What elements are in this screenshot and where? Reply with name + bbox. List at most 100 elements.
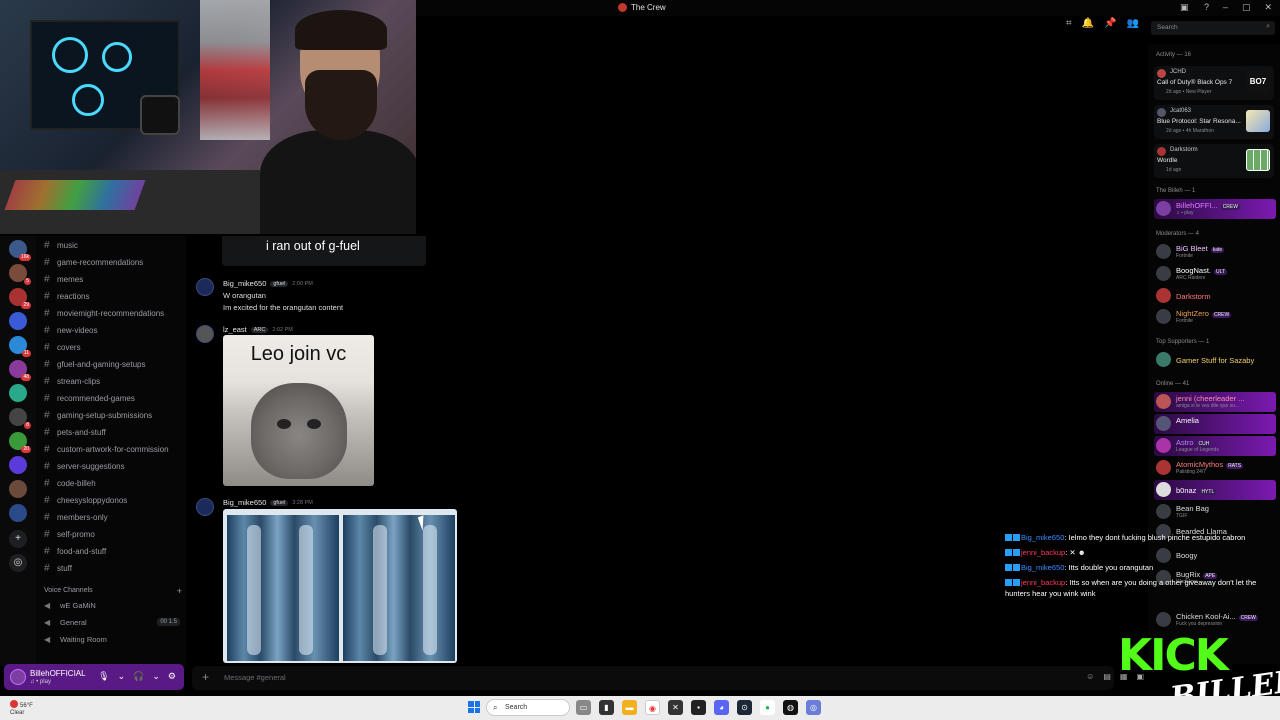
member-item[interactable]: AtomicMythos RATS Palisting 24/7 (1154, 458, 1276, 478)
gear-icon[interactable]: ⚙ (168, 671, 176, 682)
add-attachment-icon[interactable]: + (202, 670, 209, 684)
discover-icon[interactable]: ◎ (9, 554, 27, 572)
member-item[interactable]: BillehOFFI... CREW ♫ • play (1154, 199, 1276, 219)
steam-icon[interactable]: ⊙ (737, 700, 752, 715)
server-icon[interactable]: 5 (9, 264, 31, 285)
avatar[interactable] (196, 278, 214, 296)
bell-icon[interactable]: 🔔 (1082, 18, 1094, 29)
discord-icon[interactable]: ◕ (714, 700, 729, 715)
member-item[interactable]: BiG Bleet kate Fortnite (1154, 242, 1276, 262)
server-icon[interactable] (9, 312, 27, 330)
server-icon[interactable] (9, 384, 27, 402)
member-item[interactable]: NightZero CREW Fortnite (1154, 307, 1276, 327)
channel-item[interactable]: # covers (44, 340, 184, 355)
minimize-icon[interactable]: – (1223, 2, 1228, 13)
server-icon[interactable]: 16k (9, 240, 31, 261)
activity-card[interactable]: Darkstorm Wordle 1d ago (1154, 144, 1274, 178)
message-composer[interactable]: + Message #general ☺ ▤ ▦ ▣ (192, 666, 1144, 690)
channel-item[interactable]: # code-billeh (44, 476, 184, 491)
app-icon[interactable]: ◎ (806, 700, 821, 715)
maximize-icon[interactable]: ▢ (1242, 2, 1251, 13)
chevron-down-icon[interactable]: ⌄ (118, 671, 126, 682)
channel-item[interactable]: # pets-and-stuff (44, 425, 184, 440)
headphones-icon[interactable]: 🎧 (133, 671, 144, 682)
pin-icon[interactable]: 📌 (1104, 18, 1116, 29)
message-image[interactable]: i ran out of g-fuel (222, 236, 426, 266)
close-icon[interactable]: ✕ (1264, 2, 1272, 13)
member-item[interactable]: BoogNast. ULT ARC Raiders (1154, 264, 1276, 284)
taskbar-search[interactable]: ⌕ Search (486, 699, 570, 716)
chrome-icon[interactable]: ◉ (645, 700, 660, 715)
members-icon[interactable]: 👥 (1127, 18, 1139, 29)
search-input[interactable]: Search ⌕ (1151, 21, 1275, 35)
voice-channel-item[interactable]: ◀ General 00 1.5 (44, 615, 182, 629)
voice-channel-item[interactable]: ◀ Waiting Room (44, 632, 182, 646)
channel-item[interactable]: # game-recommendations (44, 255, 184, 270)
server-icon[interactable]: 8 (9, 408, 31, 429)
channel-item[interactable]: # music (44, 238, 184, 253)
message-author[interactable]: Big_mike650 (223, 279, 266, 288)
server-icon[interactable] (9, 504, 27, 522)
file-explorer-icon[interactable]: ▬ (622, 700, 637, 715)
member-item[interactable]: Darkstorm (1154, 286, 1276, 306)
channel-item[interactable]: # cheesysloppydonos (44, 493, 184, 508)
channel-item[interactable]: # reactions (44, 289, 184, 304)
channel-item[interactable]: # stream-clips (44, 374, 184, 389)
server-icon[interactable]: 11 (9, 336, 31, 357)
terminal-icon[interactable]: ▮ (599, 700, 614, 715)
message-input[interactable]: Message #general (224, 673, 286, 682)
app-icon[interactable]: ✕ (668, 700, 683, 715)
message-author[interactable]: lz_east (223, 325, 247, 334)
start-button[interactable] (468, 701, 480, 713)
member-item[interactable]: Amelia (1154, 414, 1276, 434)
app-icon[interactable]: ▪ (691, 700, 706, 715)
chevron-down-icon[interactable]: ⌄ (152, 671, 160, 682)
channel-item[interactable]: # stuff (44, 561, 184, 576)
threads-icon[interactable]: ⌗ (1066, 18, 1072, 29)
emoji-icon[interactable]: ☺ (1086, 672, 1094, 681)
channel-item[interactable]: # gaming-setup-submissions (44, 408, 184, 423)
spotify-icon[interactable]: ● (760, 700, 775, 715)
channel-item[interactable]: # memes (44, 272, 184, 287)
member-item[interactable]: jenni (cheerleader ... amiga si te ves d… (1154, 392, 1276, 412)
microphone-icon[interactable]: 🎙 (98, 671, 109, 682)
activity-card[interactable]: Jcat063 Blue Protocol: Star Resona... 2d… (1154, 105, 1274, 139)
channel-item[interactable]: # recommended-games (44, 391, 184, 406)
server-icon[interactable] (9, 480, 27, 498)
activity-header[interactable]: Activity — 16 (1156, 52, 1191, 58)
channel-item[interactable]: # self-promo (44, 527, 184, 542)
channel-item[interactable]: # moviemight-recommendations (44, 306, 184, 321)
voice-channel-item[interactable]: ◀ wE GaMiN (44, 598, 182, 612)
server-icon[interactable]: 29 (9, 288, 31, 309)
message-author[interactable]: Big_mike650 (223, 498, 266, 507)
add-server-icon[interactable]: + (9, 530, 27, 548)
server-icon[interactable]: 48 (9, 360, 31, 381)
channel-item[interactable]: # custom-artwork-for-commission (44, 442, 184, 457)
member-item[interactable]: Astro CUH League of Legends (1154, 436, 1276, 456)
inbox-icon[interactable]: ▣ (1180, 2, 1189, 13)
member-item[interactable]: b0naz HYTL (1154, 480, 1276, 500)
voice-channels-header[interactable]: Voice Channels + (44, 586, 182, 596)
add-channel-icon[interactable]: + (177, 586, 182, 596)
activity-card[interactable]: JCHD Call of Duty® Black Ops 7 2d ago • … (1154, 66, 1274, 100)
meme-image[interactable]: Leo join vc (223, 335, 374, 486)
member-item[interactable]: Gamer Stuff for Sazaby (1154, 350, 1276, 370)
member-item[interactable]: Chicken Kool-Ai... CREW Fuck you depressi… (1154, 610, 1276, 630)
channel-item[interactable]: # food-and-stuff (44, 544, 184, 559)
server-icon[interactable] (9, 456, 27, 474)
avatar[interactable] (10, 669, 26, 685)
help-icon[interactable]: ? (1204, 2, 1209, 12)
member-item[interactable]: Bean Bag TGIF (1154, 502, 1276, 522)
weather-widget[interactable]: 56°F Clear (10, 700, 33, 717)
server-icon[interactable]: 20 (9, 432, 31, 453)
+--
▶ EXERCISE OBJECTIVE:
Format every line of the entries above as a JSON list of strings, one string per line, with blank lines and pictures left out.

▶ EXERCISE OUTPUT:
[
  "What elements are in this screenshot and where? Reply with name + bbox. List at most 100 elements.",
  "member-item[interactable]: AtomicMythos RATS Palisting 24/7 (1154, 458, 1276, 478)",
  "gear-icon[interactable]: ⚙ (168, 671, 176, 682)",
  "add-attachment-icon[interactable]: + (202, 670, 209, 684)",
  "discover-icon[interactable]: ◎ (9, 554, 27, 572)",
  "member-item[interactable]: BillehOFFI... CREW ♫ • play (1154, 199, 1276, 219)",
  "steam-icon[interactable]: ⊙ (737, 700, 752, 715)",
  "server-icon[interactable]: 5 (9, 264, 31, 285)",
  "avatar[interactable] (196, 278, 214, 296)",
  "bell-icon[interactable]: 🔔 (1082, 18, 1094, 29)",
  "discord-icon[interactable]: ◕ (714, 700, 729, 715)",
  "member-item[interactable]: BiG Bleet kate Fortnite (1154, 242, 1276, 262)",
  "server-icon[interactable] (9, 312, 27, 330)",
  "server-icon[interactable] (9, 384, 27, 402)",
  "member-item[interactable]: NightZero CREW Fortnite (1154, 307, 1276, 327)",
  "channel-item[interactable]: # covers (44, 340, 184, 355)",
  "minimize-icon[interactable]: – (1223, 2, 1228, 13)",
  "server-icon[interactable]: 16k (9, 240, 31, 261)",
  "activity-card[interactable]: Darkstorm Wordle 1d ago (1154, 144, 1274, 178)",
  "message-composer[interactable]: + Message #general ☺ ▤ ▦ ▣ (192, 666, 1144, 690)",
  "channel-item[interactable]: # code-billeh (44, 476, 184, 491)",
  "app-icon[interactable]: ◎ (806, 700, 821, 715)",
  "maximize-icon[interactable]: ▢ (1242, 2, 1251, 13)",
  "chevron-down-icon[interactable]: ⌄ (118, 671, 126, 682)",
  "channel-item[interactable]: # pets-and-stuff (44, 425, 184, 440)",
  "headphones-icon[interactable]: 🎧 (133, 671, 144, 682)",
  "pin-icon[interactable]: 📌 (1104, 18, 1116, 29)",
  "message-image[interactable]: i ran out of g-fuel (222, 236, 426, 266)",
  "close-icon[interactable]: ✕ (1264, 2, 1272, 13)",
  "member-item[interactable]: BoogNast. ULT ARC Raiders (1154, 264, 1276, 284)",
  "taskbar-search[interactable]: ⌕ Search (486, 699, 570, 716)",
  "chrome-icon[interactable]: ◉ (645, 700, 660, 715)",
  "members-icon[interactable]: 👥 (1127, 18, 1139, 29)",
  "search-input[interactable]: Search ⌕ (1151, 21, 1275, 35)",
  "voice-channel-item[interactable]: ◀ General 00 1.5 (44, 615, 182, 629)",
  "voice-channel-item[interactable]: ◀ Waiting Room (44, 632, 182, 646)",
  "channel-item[interactable]: # game-recommendations (44, 255, 184, 270)",
  "server-icon[interactable]: 8 (9, 408, 31, 429)",
  "channel-item[interactable]: # music (44, 238, 184, 253)",
  "message-author[interactable]: Big_mike650 (223, 279, 266, 288)",
  "server-icon[interactable] (9, 504, 27, 522)",
  "file-explorer-icon[interactable]: ▬ (622, 700, 637, 715)",
  "member-item[interactable]: Darkstorm (1154, 286, 1276, 306)",
  "channel-item[interactable]: # cheesysloppydonos (44, 493, 184, 508)",
  "channel-item[interactable]: # reactions (44, 289, 184, 304)",
  "channel-item[interactable]: # stream-clips (44, 374, 184, 389)",
  "server-icon[interactable]: 11 (9, 336, 31, 357)",
  "terminal-icon[interactable]: ▮ (599, 700, 614, 715)",
  "message-input[interactable]: Message #general (224, 673, 286, 682)",
  "app-icon[interactable]: ✕ (668, 700, 683, 715)",
  "message-author[interactable]: lz_east (223, 325, 247, 334)",
  "start-button[interactable] (468, 701, 480, 713)",
  "member-item[interactable]: Amelia (1154, 414, 1276, 434)",
  "app-icon[interactable]: ▪ (691, 700, 706, 715)",
  "chevron-down-icon[interactable]: ⌄ (152, 671, 160, 682)",
  "channel-item[interactable]: # stuff (44, 561, 184, 576)",
  "threads-icon[interactable]: ⌗ (1066, 18, 1072, 29)",
  "emoji-icon[interactable]: ☺ (1086, 672, 1094, 681)",
  "channel-item[interactable]: # gaming-setup-submissions (44, 408, 184, 423)",
  "spotify-icon[interactable]: ● (760, 700, 775, 715)",
  "channel-item[interactable]: # memes (44, 272, 184, 287)",
  "member-item[interactable]: jenni (cheerleader ... amiga si te ves d… (1154, 392, 1276, 412)",
  "microphone-icon[interactable]: 🎙 (98, 671, 109, 682)",
  "activity-card[interactable]: Jcat063 Blue Protocol: Star Resona... 2d… (1154, 105, 1274, 139)",
  "channel-item[interactable]: # recommended-games (44, 391, 184, 406)",
  "server-icon[interactable] (9, 480, 27, 498)",
  "activity-header[interactable]: Activity — 16 (1156, 52, 1191, 58)",
  "channel-item[interactable]: # self-promo (44, 527, 184, 542)",
  "channel-item[interactable]: # moviemight-recommendations (44, 306, 184, 321)",
  "voice-channel-item[interactable]: ◀ wE GaMiN (44, 598, 182, 612)",
  "server-icon[interactable]: 29 (9, 288, 31, 309)",
  "message-author[interactable]: Big_mike650 (223, 498, 266, 507)",
  "add-server-icon[interactable]: + (9, 530, 27, 548)",
  "server-icon[interactable]: 48 (9, 360, 31, 381)",
  "channel-item[interactable]: # custom-artwork-for-commission (44, 442, 184, 457)",
  "member-item[interactable]: Astro CUH League of Legends (1154, 436, 1276, 456)",
  "inbox-icon[interactable]: ▣ (1180, 2, 1189, 13)",
  "member-item[interactable]: b0naz HYTL (1154, 480, 1276, 500)",
  "voice-channels-header[interactable]: Voice Channels + (44, 586, 182, 596)",
  "add-channel-icon[interactable]: + (177, 586, 182, 596)",
  "activity-card[interactable]: JCHD Call of Duty® Black Ops 7 2d ago • … (1154, 66, 1274, 100)",
  "meme-image[interactable]: Leo join vc (223, 335, 374, 486)",
  "member-item[interactable]: Gamer Stuff for Sazaby (1154, 350, 1276, 370)",
  "member-item[interactable]: Chicken Kool-Ai... CREW Fuck you depressi… (1154, 610, 1276, 630)",
  "channel-item[interactable]: # food-and-stuff (44, 544, 184, 559)",
  "server-icon[interactable] (9, 456, 27, 474)",
  "avatar[interactable] (10, 669, 26, 685)",
  "help-icon[interactable]: ? (1204, 2, 1209, 12)",
  "member-item[interactable]: Bean Bag TGIF (1154, 502, 1276, 522)",
  "weather-widget[interactable]: 56°F Clear (10, 700, 33, 717)",
  "server-icon[interactable]: 20 (9, 432, 31, 453)"
]